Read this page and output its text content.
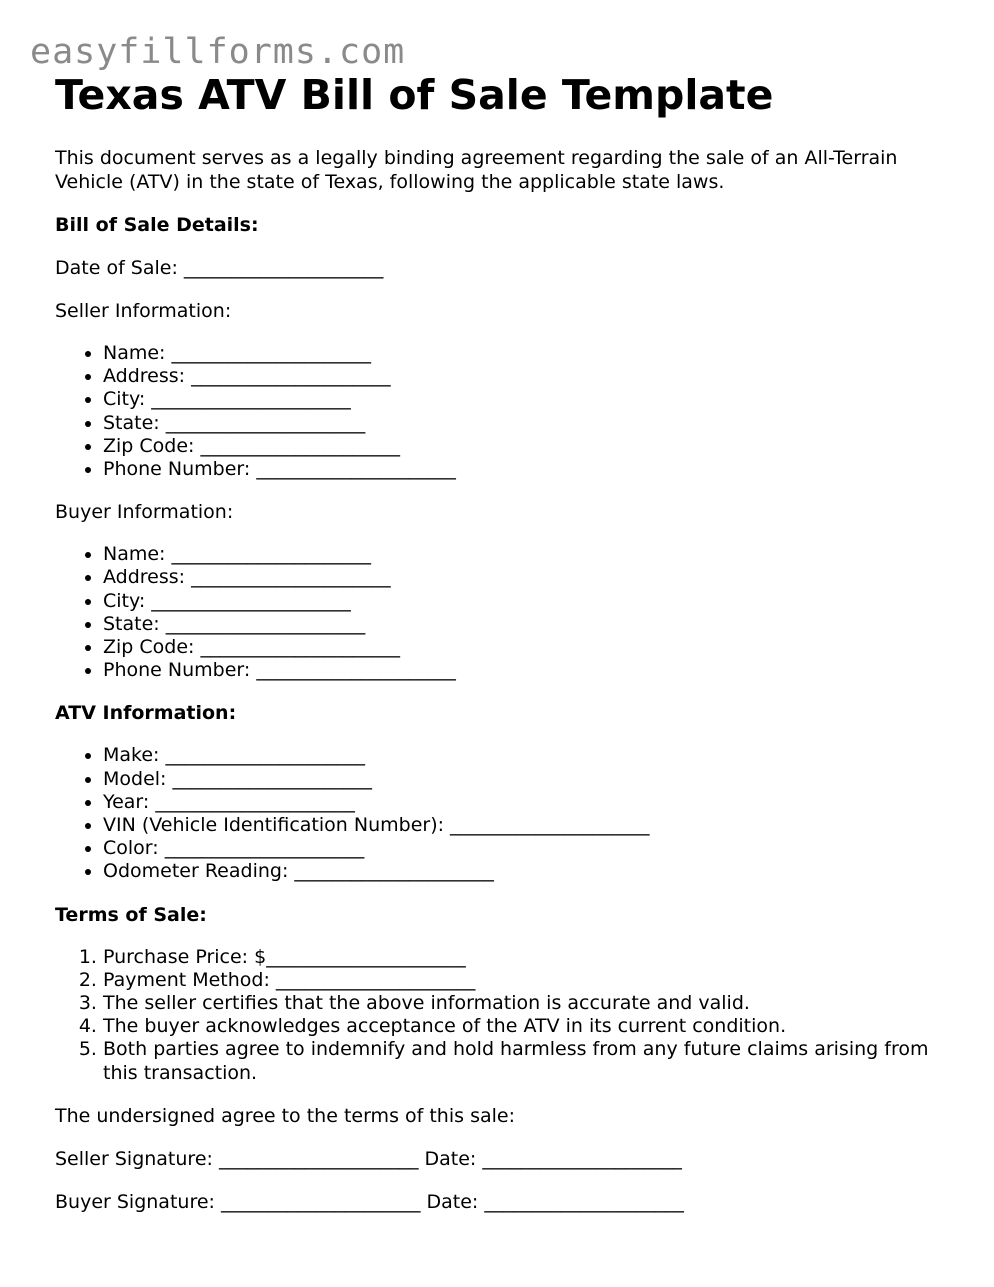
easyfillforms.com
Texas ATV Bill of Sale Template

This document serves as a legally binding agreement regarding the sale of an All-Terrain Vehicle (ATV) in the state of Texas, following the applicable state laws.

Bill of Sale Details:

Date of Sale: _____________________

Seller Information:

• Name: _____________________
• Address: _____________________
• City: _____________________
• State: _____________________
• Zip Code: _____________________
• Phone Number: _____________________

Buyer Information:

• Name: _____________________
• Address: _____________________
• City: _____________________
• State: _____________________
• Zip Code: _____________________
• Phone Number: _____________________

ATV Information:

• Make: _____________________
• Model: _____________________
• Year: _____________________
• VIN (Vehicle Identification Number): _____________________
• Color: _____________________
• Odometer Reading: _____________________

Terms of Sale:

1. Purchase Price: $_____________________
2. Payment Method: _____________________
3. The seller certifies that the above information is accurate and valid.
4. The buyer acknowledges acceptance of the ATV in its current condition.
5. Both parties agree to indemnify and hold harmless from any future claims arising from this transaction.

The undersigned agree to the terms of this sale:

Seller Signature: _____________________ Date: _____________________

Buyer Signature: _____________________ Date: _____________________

* * *

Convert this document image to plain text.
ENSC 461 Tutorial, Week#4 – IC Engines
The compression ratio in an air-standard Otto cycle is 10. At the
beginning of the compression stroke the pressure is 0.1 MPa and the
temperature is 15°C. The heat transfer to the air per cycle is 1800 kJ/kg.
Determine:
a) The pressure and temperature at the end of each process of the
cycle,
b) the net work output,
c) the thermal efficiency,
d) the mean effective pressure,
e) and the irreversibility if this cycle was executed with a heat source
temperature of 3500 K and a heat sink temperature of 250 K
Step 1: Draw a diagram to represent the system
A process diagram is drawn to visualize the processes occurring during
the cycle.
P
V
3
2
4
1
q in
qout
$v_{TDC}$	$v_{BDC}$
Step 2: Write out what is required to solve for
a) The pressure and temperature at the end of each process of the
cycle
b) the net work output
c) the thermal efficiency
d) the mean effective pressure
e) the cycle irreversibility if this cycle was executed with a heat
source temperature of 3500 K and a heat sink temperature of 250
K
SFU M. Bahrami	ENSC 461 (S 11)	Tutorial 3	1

...

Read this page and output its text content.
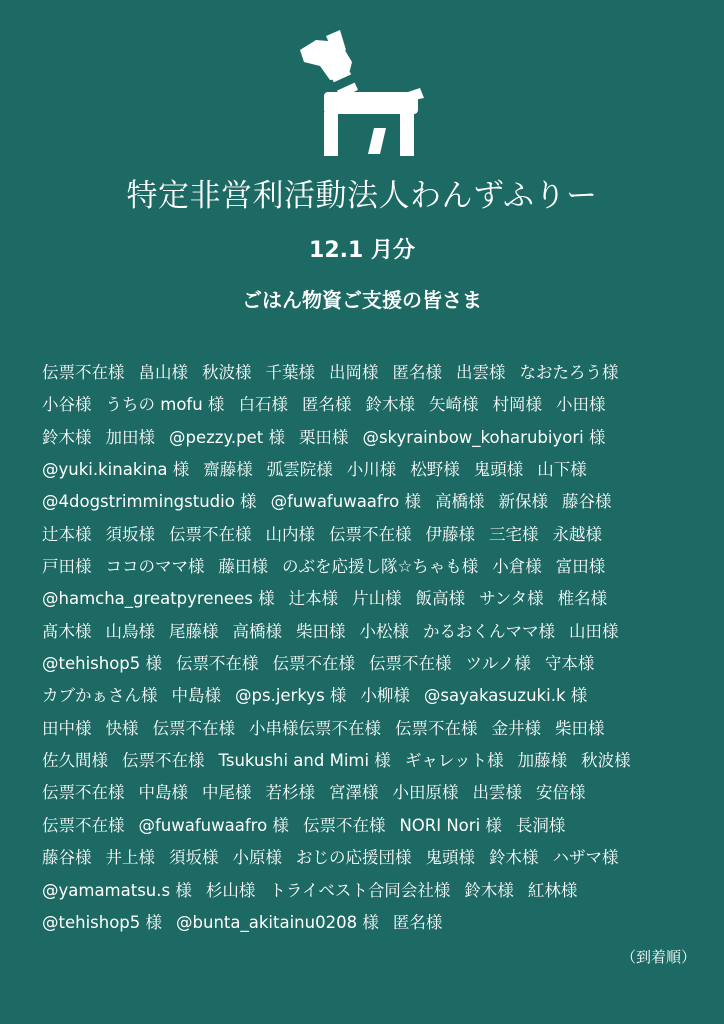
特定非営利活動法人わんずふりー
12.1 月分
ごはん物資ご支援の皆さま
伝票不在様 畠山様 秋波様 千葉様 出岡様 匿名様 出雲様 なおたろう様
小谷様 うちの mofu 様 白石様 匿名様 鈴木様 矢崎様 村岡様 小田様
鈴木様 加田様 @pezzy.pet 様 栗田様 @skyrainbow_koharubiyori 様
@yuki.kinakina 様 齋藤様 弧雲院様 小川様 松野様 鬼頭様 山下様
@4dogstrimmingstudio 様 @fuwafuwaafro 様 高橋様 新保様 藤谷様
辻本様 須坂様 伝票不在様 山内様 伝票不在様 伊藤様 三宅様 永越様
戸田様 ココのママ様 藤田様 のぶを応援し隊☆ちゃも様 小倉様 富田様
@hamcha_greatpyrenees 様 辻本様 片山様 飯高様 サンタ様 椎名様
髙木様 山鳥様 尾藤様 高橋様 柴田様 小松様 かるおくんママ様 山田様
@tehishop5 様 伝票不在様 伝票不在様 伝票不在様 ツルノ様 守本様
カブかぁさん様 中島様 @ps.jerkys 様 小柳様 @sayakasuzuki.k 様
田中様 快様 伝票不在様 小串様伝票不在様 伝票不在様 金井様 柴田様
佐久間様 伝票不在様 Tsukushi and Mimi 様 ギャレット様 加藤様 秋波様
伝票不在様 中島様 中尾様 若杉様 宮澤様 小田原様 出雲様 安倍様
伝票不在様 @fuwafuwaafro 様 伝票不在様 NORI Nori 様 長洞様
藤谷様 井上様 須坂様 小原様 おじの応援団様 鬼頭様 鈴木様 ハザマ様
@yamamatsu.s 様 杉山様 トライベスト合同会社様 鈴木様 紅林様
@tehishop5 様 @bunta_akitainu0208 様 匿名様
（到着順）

SHORT TASK: Determine how many lines of the data contain the word "Signature", and reply with that number only.

COMPLETE RESPONSE: 2